Jacqueline Hayes, of Safety Harbor, fans leaves off the grave of her grandmother, Amanda Smith, while visiting the Safety Harbor African American Cemetery.
Jacqueline Hayes, of Safety Harbor, fans leaves off the grave of her grandmother, Amanda Smith, while visiting the Safety Harbor African American Cemetery.
Published Jun. 14, 2017

SAFETY HARBOR

The neighborhood on South Drive, in the shadow of U.S. 19, is not where you would expect to find a graveyard. But in this unincorporated area, between Clearwater and Safety Harbor, sits a forgotten holy ground to many.

It is the Safety Harbor African American Cemetery. Its fence is long gone, although a Boy Scout troop did dedicate a small gate several years ago. Up until last week, the grass was knee high. Snakes are easy to spot under the oak trees and air potato plants.

However, after years of neglect, Jacqueline Hayes is leading a project to restore the cemetery. Called the Safety Harbor African American Restoration Project, Hayes' impetus is her grandfather, Charlie Smith, who was the last person to be buried in the cemetery in 1973. Smith was a leader in the mid-20th century for the African American community. He was a builder who laid the bricks for Main Street and helped construct the St. James Hotel (now Safety Harbor Senior Living at 101 Main St.).

"I never met my grandfather. He and my mother stopped talking when she moved up to Massachusetts where I grew up. He did not want to have Yankee grandchildren,'' she said. "But I know what he did for Safety Harbor.''

Hayes, who works in administration for the Mattie Williams Neighborhood Family Center, moved to the city in 2014 to serve as a caretaker for a sick family member. In February, she agreed to share her family's history at a community program. At the meeting, she met Lou Claudio, a local history buff who approached her with concerns about the cemetery.

Claudio, 64, first learned of the cemetery in 1997 when he took part in an American Legion-sponsored cleanup.

"I was struck by this little cemetery in the middle of a subdivision,'' he said. "And there is a history of African American cemeteries getting paved over or moved in this country, and I didn't want to see that happen here.''

Hayes was already familiar with the cemetery.
++++++++++
WHAT IS ASKED →
**1)** From the cemetery article, reproduce the passage from "Hayes, who works" up to and including "with the cemetery.".
**2)** According to the cemetery article, who was the last person buried in the Safety Harbor African American Cemetery, and in what year?
**3)** List every person mentioned by name in the cemetery article.

DATA SECTION →
++++++++++
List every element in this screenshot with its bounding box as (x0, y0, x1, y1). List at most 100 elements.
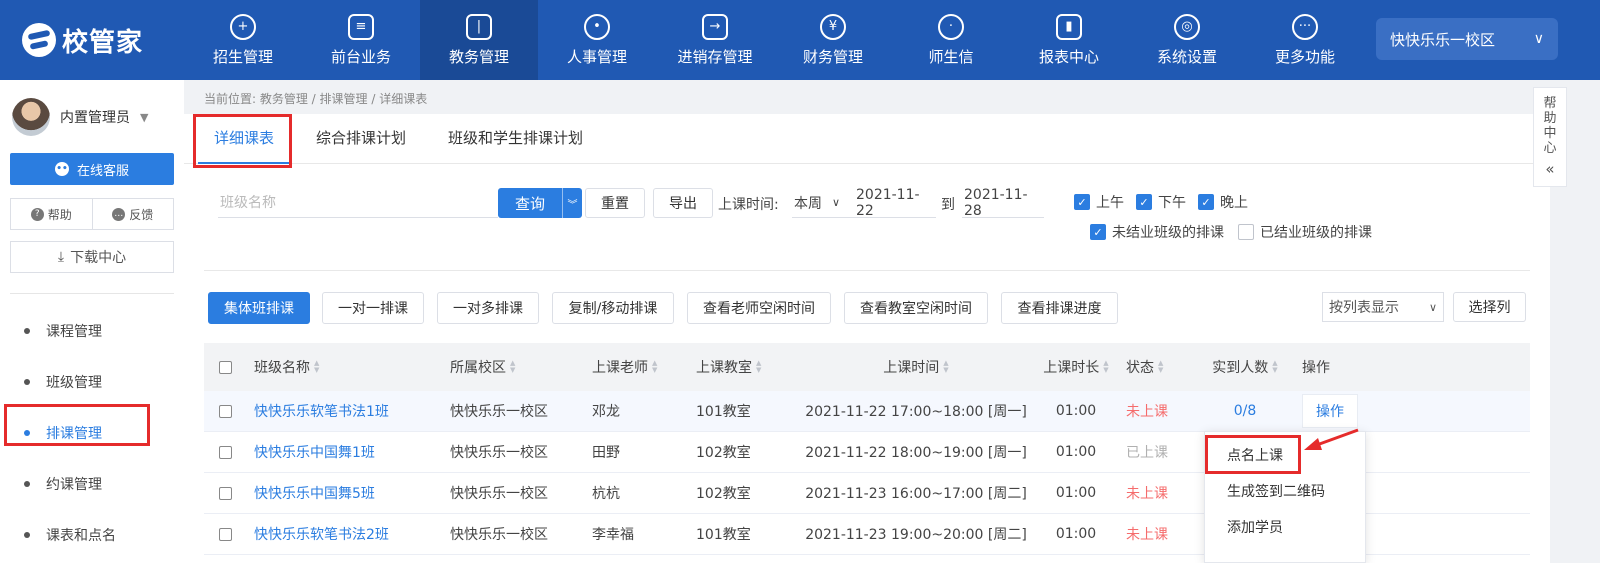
++++++++++
WORKED ANSWERS →
**1)**
Hayes, who works in administration for the Mattie Williams Neighborhood Family Center, moved to the city in 2014 to serve as a caretaker for a sick family member. In February, she agreed to share her family's history at a community program. At the meeting, she met Lou Claudio, a local history buff who approached her with concerns about the cemetery.

Claudio, 64, first learned of the cemetery in 1997 when he took part in an American Legion-sponsored cleanup.

"I was struck by this little cemetery in the middle of a subdivision,'' he said. "And there is a history of African American cemeteries getting paved over or moved in this country, and I didn't want to see that happen here.''

Hayes was already familiar with the cemetery.

**2)** Charlie Smith, in 1973.

**3)**
Jacqueline Hayes
Amanda Smith
Charlie Smith
Lou Claudio